* _Extracted data entries_

>> Start

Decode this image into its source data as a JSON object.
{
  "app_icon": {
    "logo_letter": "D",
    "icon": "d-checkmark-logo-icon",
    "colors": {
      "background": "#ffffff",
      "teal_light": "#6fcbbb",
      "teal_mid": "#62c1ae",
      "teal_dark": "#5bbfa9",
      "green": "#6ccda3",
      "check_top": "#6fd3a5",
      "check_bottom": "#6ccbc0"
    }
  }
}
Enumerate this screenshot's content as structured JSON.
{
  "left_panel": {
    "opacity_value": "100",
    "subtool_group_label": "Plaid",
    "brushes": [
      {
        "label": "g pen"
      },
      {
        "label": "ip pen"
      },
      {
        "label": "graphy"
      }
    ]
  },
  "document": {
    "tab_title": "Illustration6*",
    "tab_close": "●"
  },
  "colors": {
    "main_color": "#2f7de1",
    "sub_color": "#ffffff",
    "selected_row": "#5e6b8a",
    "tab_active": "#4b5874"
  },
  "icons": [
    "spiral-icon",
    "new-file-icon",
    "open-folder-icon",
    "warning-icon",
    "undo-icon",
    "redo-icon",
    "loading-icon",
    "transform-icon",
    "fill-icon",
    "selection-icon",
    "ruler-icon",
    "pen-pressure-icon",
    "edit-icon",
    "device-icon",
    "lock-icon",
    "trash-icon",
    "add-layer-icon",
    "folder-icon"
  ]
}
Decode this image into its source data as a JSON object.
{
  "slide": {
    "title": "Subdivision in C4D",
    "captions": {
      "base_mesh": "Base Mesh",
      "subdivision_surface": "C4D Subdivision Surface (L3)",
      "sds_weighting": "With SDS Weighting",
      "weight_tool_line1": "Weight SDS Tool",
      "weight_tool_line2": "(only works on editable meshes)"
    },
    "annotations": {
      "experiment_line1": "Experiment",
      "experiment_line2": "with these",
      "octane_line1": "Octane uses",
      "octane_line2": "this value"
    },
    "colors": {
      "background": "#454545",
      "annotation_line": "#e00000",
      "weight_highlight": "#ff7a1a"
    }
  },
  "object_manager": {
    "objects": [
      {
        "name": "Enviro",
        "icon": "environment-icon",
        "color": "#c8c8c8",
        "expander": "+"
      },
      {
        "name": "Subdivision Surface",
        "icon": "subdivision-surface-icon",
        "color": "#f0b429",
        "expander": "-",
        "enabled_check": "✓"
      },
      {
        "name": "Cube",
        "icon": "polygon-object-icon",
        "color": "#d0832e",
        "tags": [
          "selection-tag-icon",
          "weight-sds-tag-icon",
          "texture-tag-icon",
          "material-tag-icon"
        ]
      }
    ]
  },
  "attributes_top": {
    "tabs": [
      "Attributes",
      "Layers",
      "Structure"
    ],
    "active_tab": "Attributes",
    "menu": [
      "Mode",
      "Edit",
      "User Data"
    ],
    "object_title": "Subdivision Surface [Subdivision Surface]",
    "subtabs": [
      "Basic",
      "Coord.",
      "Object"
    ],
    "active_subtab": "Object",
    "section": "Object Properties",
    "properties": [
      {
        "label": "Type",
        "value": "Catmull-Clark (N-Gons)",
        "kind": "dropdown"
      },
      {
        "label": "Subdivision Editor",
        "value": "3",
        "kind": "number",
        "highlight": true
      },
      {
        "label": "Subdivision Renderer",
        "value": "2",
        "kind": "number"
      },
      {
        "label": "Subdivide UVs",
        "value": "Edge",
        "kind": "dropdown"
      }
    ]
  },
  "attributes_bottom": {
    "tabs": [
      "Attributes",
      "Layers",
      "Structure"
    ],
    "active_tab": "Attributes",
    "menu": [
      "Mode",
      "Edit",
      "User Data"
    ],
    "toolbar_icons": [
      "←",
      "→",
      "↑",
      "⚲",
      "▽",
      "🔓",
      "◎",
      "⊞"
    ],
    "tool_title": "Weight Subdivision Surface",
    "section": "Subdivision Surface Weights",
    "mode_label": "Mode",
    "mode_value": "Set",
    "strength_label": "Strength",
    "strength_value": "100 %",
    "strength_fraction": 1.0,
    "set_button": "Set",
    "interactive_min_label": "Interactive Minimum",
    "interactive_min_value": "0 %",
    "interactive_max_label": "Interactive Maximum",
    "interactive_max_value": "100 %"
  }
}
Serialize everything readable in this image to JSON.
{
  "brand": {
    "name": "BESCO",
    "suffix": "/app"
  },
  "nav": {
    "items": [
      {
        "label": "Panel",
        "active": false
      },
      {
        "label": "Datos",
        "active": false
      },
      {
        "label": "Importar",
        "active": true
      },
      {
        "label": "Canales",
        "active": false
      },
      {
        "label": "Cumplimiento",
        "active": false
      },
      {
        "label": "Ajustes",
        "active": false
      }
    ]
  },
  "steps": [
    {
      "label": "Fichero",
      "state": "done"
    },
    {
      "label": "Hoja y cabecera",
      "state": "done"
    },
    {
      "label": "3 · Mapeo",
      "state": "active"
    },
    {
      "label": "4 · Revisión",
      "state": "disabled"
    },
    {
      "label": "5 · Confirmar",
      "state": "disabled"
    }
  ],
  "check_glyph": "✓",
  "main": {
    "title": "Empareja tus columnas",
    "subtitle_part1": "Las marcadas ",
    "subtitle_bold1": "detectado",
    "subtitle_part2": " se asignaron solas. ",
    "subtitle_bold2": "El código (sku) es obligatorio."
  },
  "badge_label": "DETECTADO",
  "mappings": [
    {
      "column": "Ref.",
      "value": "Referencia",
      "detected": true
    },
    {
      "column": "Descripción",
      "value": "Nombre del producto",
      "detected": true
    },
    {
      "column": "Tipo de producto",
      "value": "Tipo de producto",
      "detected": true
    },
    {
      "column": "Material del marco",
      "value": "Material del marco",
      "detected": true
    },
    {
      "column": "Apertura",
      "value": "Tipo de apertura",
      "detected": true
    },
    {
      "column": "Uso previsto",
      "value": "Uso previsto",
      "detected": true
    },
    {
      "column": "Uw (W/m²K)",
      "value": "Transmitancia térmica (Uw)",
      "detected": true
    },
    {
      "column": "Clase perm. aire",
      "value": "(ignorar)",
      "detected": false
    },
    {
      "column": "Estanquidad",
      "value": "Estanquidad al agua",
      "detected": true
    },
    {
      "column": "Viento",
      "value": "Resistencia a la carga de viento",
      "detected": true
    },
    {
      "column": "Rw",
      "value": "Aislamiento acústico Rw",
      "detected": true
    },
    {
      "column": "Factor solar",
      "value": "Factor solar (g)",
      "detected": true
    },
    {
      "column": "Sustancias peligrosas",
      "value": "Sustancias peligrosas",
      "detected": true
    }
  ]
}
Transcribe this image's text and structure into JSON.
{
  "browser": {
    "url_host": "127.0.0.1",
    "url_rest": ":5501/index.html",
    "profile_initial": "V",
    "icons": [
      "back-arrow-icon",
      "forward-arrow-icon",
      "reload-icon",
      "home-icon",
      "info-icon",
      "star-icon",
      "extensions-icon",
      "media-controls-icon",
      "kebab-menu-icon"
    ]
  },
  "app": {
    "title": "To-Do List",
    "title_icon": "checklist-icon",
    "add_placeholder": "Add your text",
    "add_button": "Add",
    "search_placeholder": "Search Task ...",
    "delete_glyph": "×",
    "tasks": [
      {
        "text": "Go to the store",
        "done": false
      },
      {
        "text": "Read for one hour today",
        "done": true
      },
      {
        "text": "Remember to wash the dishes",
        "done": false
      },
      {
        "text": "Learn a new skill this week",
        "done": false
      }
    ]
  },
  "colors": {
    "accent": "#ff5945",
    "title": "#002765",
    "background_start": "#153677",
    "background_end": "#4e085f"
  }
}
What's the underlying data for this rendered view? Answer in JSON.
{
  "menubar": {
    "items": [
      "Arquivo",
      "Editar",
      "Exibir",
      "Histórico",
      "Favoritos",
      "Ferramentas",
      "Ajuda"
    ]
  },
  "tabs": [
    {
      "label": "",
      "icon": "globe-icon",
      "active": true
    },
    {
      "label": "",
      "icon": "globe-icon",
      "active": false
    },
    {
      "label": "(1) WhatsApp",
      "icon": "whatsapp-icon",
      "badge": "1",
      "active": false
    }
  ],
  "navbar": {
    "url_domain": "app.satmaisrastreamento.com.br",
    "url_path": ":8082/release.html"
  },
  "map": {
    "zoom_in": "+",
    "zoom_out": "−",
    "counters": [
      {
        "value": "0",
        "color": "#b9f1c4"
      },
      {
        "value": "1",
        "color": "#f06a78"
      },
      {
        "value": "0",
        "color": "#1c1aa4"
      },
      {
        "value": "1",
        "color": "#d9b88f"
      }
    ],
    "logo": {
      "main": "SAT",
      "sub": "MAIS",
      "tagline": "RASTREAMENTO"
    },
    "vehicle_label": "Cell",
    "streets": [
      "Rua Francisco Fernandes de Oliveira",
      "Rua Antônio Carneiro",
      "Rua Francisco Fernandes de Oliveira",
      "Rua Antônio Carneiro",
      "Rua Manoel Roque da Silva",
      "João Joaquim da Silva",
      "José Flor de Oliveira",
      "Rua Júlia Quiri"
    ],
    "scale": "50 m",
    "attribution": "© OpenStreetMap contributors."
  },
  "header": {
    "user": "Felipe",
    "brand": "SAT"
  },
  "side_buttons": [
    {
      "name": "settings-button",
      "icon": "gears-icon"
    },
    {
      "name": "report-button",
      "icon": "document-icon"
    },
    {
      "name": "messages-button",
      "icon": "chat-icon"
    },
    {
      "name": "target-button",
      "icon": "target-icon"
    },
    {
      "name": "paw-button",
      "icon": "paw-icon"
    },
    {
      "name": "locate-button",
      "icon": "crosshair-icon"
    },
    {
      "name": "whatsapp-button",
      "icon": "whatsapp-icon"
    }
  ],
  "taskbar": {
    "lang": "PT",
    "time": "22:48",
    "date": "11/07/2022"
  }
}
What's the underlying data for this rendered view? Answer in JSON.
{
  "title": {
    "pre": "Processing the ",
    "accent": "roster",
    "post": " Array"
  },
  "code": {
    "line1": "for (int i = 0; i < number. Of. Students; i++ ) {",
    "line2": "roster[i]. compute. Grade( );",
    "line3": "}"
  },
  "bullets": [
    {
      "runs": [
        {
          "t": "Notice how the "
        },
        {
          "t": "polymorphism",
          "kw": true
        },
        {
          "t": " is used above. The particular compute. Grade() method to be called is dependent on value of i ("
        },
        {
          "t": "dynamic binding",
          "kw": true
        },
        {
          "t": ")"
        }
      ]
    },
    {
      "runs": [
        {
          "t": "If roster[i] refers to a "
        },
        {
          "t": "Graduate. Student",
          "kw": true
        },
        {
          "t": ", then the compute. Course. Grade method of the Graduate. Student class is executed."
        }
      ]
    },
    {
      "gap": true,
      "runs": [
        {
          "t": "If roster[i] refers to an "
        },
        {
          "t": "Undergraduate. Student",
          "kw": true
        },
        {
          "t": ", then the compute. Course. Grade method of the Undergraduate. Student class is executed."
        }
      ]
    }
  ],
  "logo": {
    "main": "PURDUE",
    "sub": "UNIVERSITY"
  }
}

>> End

* _Exercise prompt_
Extract all lines of the records above that include "then".

* _The completed task_
          "t": ", then the compute. Course. Grade method of the Graduate. Student class is executed."
          "t": ", then the compute. Course. Grade method of the Undergraduate. Student class is executed."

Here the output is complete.